• Monthly Archives: October 2014

The Pathos of Everyday Life 1 (Ronkonkoma)

October 25, 2014

Herewith the first installment in a series of posts entitled “The Pathos of Everyday Life.” It will use words to entrain ruminations on lived reality. Pathos is understood here as an element in experience or in artistic representation evoking pity or compassion.

One is comfortably seated on an LIRR train from Penn Station to Mineola. The terminus is Ronkokoma, one of several towns on Long Island whose names evoke American Indian tribes and their language. Note that Ronkokoma (an adaptation of an Algonquin word) has a decided prosodic structure: a monosyllabic anacrusis followed by a dactylic clausula. It has three sonorants (r, n, m) and only one obstruent (k), but this true consonant is placed immediately before the stressed vowel (Ronkónkoma). It is this phonetic structure that limns the word and invites repetition for the sound’s sake alone.
----------------------------------------
> REQUIREMENT 1
Could you quote the Ronkonkoma post from "October 25, 2014" to "pity or compassion."?
----------------------------------------
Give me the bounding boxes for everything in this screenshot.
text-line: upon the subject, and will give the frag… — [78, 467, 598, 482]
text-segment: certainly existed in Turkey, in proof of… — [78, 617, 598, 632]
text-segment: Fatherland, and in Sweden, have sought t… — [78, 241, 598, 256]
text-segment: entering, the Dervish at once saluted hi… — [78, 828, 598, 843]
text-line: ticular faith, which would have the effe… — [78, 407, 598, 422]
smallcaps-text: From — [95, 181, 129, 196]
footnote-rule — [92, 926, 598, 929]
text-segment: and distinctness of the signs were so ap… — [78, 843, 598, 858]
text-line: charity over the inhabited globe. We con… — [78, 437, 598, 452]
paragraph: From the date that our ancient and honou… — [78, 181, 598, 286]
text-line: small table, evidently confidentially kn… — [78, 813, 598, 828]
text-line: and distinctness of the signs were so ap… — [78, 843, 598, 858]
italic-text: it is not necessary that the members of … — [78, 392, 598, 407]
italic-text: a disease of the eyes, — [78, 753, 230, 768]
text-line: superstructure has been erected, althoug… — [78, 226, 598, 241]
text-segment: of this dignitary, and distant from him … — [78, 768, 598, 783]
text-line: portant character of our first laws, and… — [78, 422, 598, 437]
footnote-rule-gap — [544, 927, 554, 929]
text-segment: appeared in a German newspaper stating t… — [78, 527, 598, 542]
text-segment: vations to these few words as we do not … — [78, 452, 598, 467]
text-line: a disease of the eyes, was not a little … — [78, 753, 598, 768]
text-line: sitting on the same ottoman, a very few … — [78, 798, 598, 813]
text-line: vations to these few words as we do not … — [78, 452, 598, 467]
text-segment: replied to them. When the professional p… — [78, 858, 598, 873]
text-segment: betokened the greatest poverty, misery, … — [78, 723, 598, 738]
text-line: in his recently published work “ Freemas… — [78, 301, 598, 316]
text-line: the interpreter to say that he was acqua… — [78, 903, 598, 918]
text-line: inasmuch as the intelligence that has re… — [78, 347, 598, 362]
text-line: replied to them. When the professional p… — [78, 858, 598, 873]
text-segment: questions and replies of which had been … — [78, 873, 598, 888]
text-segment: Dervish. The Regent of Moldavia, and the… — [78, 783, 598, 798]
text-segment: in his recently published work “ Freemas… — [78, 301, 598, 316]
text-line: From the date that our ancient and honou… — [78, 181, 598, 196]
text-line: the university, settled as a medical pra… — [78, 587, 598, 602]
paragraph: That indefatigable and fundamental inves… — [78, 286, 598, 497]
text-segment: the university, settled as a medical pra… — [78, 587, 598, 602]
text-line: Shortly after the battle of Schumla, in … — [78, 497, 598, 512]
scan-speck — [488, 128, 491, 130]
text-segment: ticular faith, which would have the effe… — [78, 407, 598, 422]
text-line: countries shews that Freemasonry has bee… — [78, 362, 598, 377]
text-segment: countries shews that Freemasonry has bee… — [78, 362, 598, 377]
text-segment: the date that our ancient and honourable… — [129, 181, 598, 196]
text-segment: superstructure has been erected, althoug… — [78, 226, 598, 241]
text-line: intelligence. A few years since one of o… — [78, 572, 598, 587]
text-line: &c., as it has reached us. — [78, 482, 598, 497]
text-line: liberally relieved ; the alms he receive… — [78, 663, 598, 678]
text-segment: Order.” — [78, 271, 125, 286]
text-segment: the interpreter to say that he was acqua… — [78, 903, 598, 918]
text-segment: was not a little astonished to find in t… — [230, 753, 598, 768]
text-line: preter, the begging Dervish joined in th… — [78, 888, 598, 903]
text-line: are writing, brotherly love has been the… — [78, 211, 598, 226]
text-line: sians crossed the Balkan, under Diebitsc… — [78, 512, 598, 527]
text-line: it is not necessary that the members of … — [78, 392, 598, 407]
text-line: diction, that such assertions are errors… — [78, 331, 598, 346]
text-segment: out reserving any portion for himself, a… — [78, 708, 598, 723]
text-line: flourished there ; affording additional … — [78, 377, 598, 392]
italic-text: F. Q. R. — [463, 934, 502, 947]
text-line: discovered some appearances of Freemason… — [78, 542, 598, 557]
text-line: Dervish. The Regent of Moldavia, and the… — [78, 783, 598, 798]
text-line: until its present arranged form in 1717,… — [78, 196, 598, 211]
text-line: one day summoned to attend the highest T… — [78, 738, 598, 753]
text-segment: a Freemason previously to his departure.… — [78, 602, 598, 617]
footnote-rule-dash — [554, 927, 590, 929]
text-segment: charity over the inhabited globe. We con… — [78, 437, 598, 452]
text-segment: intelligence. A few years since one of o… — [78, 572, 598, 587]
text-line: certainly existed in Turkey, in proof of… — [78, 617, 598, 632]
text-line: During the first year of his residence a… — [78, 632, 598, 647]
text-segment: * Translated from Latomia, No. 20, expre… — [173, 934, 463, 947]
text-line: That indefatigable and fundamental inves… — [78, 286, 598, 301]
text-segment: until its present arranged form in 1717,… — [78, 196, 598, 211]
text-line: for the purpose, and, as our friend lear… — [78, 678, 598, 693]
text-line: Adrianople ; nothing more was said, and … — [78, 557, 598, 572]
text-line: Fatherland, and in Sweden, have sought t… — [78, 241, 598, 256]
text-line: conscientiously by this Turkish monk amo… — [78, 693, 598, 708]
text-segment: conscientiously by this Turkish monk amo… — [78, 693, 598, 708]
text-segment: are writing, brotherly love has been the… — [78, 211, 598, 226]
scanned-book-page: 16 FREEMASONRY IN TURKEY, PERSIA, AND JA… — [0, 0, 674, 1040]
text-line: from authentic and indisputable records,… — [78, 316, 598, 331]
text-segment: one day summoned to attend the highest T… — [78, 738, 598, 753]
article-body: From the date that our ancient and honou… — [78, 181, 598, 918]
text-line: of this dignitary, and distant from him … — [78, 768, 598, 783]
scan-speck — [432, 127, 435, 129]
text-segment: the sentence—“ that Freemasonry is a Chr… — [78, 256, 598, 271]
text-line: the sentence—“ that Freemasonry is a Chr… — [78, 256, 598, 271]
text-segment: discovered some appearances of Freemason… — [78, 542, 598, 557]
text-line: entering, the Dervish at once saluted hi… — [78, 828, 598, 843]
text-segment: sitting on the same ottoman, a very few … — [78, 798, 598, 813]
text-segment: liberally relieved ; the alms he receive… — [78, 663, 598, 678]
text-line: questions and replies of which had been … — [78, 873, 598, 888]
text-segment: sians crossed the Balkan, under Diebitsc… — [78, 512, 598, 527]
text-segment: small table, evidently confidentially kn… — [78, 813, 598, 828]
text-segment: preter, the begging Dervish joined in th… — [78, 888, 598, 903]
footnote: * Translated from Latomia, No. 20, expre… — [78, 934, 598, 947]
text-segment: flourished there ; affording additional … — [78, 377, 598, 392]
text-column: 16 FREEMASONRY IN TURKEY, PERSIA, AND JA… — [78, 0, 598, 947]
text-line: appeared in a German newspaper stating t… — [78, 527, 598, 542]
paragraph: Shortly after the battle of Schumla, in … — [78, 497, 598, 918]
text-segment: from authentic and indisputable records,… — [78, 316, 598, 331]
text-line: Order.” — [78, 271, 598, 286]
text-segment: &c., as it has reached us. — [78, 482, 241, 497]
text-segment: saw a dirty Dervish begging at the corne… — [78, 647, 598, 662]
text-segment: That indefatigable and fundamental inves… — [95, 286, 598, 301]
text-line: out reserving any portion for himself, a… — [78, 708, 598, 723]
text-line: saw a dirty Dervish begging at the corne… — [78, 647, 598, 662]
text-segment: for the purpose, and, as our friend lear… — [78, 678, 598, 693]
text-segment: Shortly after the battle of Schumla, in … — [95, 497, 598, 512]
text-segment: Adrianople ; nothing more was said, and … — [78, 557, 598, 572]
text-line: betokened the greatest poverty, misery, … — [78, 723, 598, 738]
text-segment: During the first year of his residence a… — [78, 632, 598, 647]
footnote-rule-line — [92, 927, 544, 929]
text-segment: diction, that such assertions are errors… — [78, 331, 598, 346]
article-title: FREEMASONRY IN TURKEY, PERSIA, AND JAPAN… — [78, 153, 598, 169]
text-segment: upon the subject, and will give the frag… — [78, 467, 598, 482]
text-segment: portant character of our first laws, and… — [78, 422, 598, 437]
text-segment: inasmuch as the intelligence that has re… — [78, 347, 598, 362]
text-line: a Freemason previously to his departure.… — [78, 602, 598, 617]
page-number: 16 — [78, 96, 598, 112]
----------------------------------------
> REQUIREMENT 2
Could you rewrite the listing from its first line to the line with "smallcaps-text: From — [95, 181, 129, 196]", replacing "screenshot" with "scan" and leaving everything else as it is? Give only those lines.

> EXERCISE RESPONSE 1
October 25, 2014

Herewith the first installment in a series of posts entitled “The Pathos of Everyday Life.” It will use words to entrain ruminations on lived reality. Pathos is understood here as an element in experience or in artistic representation evoking pity or compassion.

> EXERCISE RESPONSE 2
Give me the bounding boxes for everything in this scan.
text-line: upon the subject, and will give the frag… — [78, 467, 598, 482]
text-segment: certainly existed in Turkey, in proof of… — [78, 617, 598, 632]
text-segment: Fatherland, and in Sweden, have sought t… — [78, 241, 598, 256]
text-segment: entering, the Dervish at once saluted hi… — [78, 828, 598, 843]
text-line: ticular faith, which would have the effe… — [78, 407, 598, 422]
smallcaps-text: From — [95, 181, 129, 196]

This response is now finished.